> [WHAT NEEDS TO BE DONE] Filter the listing below, copying every line in which the word "المحتسب" appears.
[RECORDS SHOWN start]
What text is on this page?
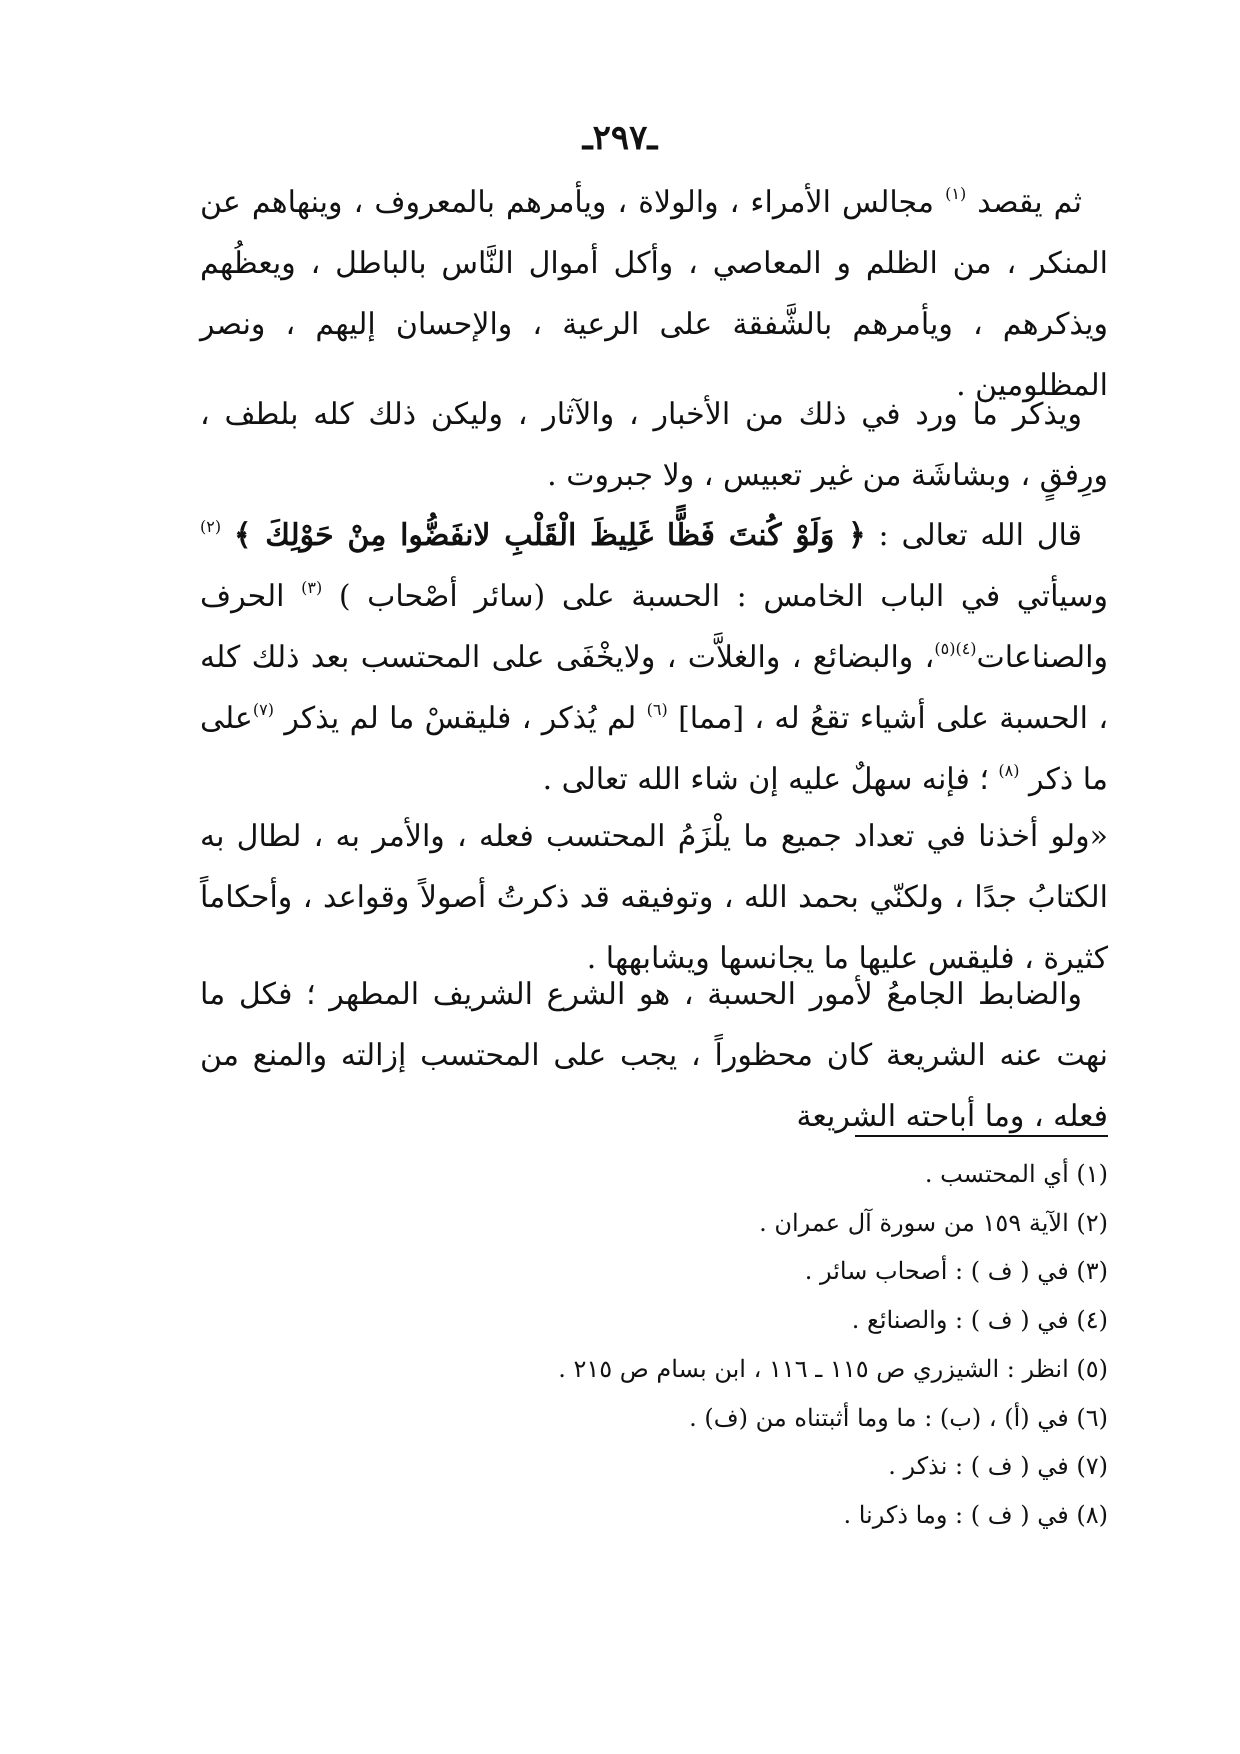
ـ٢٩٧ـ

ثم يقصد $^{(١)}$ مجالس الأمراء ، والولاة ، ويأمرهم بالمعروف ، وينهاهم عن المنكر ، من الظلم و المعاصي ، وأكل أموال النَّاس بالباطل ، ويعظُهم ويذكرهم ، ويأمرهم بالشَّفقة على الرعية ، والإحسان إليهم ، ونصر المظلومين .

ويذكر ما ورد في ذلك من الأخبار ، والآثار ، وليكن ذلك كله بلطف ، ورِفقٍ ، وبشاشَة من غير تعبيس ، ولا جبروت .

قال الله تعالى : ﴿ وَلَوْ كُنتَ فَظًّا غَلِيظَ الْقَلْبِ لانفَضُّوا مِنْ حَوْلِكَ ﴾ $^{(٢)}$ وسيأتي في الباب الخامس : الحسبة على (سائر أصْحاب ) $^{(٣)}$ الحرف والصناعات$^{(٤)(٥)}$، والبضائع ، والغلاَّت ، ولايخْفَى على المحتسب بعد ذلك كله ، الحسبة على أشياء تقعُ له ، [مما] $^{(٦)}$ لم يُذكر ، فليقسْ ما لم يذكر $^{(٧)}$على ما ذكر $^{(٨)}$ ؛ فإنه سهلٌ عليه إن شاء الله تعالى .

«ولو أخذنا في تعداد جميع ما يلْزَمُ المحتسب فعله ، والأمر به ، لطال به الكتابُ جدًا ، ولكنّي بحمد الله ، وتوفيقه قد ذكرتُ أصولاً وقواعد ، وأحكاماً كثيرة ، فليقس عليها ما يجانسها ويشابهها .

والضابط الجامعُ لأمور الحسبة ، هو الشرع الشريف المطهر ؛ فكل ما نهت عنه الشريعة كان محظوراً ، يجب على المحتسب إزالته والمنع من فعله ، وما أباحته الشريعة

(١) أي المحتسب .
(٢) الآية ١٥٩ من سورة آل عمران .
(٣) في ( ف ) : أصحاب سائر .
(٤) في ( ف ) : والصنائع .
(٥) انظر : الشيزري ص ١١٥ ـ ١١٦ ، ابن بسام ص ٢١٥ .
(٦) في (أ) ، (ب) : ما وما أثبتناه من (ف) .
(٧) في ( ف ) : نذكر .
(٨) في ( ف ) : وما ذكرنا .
[RECORDS SHOWN end]
[RECORDS SHOWN start]
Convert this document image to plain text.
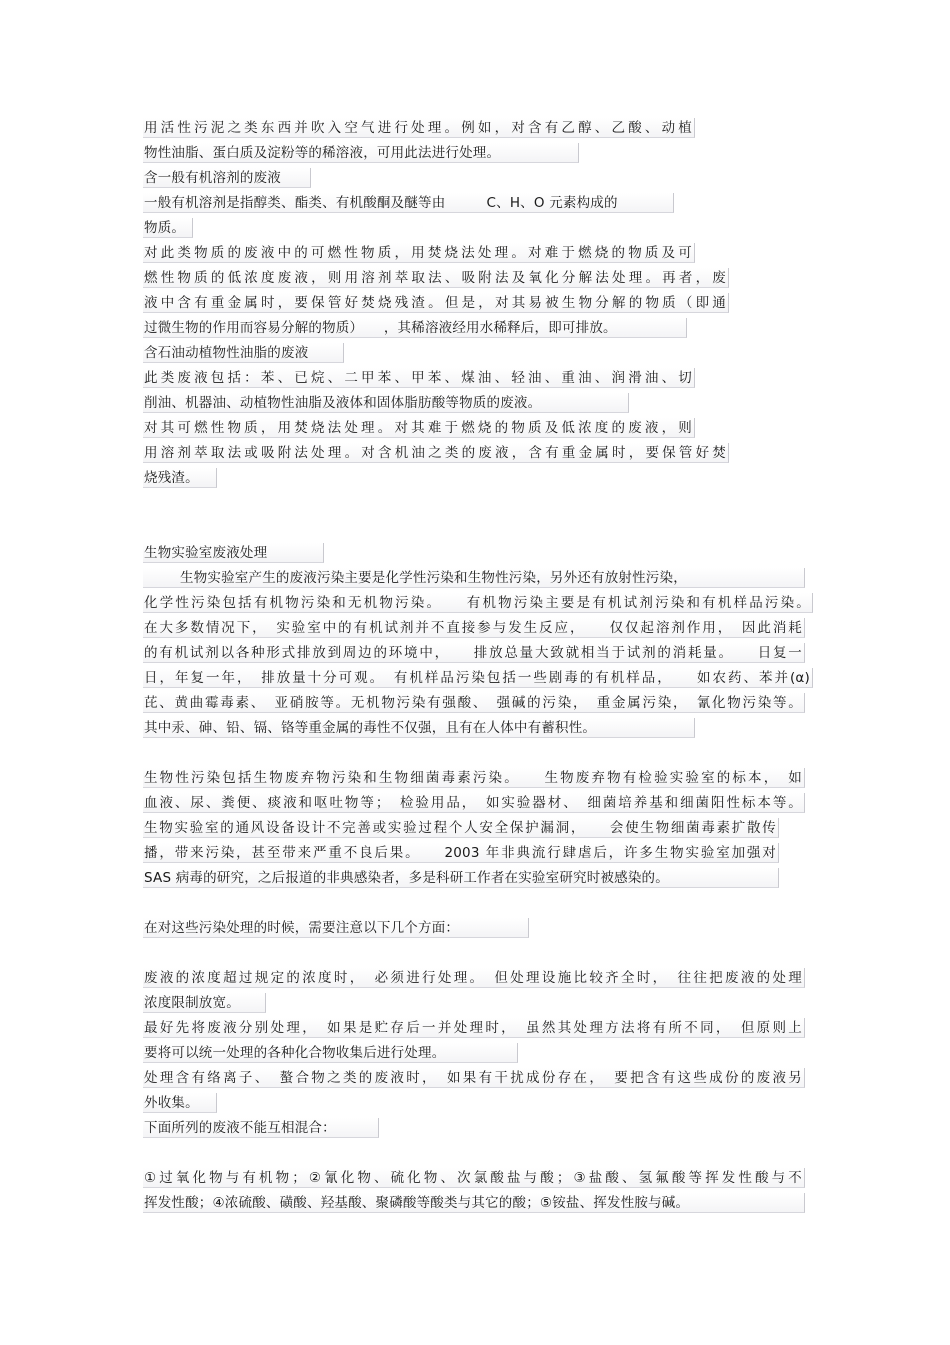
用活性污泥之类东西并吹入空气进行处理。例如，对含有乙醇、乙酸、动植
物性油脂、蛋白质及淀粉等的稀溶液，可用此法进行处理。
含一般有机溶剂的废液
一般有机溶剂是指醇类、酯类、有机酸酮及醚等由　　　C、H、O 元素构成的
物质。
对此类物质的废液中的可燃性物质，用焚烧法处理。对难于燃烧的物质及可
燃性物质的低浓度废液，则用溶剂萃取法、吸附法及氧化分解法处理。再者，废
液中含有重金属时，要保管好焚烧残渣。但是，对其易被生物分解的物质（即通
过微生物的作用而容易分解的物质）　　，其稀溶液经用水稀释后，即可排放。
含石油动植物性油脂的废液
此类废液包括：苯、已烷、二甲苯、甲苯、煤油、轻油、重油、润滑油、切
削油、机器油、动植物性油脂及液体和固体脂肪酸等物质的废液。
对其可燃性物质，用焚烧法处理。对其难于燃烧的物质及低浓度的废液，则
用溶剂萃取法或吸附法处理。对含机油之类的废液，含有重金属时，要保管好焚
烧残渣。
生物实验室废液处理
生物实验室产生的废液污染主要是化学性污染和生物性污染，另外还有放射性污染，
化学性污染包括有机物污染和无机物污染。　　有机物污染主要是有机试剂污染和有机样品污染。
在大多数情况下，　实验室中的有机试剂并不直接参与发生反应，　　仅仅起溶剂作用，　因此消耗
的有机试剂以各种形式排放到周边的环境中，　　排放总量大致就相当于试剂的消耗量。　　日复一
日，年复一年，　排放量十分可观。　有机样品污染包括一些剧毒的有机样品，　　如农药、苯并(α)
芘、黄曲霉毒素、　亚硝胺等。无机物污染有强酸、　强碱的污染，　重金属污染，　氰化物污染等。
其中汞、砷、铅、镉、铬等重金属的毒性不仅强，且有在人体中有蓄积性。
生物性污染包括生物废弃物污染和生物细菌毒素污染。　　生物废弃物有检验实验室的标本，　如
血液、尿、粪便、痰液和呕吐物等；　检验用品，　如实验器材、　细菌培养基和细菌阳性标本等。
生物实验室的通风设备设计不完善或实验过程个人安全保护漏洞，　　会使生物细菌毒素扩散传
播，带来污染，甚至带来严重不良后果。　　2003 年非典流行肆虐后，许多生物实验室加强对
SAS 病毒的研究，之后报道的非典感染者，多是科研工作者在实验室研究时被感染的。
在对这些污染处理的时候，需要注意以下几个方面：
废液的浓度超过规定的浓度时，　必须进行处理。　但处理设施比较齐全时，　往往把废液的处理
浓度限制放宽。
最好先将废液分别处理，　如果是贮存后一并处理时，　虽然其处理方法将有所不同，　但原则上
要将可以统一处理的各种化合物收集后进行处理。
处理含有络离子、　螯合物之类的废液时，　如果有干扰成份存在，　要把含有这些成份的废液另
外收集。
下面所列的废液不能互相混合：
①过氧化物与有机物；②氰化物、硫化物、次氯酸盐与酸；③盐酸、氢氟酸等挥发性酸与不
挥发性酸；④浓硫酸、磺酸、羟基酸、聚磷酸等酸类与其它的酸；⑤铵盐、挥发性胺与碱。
[RECORDS SHOWN end]
> [REPLY]
قال الله تعالى : ﴿ وَلَوْ كُنتَ فَظًّا غَلِيظَ الْقَلْبِ لانفَضُّوا مِنْ حَوْلِكَ ﴾ $^{(٢)}$ وسيأتي في الباب الخامس : الحسبة على (سائر أصْحاب ) $^{(٣)}$ الحرف والصناعات$^{(٤)(٥)}$، والبضائع ، والغلاَّت ، ولايخْفَى على المحتسب بعد ذلك كله ، الحسبة على أشياء تقعُ له ، [مما] $^{(٦)}$ لم يُذكر ، فليقسْ ما لم يذكر $^{(٧)}$على ما ذكر $^{(٨)}$ ؛ فإنه سهلٌ عليه إن شاء الله تعالى .
«ولو أخذنا في تعداد جميع ما يلْزَمُ المحتسب فعله ، والأمر به ، لطال به الكتابُ جدًا ، ولكنّي بحمد الله ، وتوفيقه قد ذكرتُ أصولاً وقواعد ، وأحكاماً كثيرة ، فليقس عليها ما يجانسها ويشابهها .
والضابط الجامعُ لأمور الحسبة ، هو الشرع الشريف المطهر ؛ فكل ما نهت عنه الشريعة كان محظوراً ، يجب على المحتسب إزالته والمنع من فعله ، وما أباحته الشريعة
(١) أي المحتسب .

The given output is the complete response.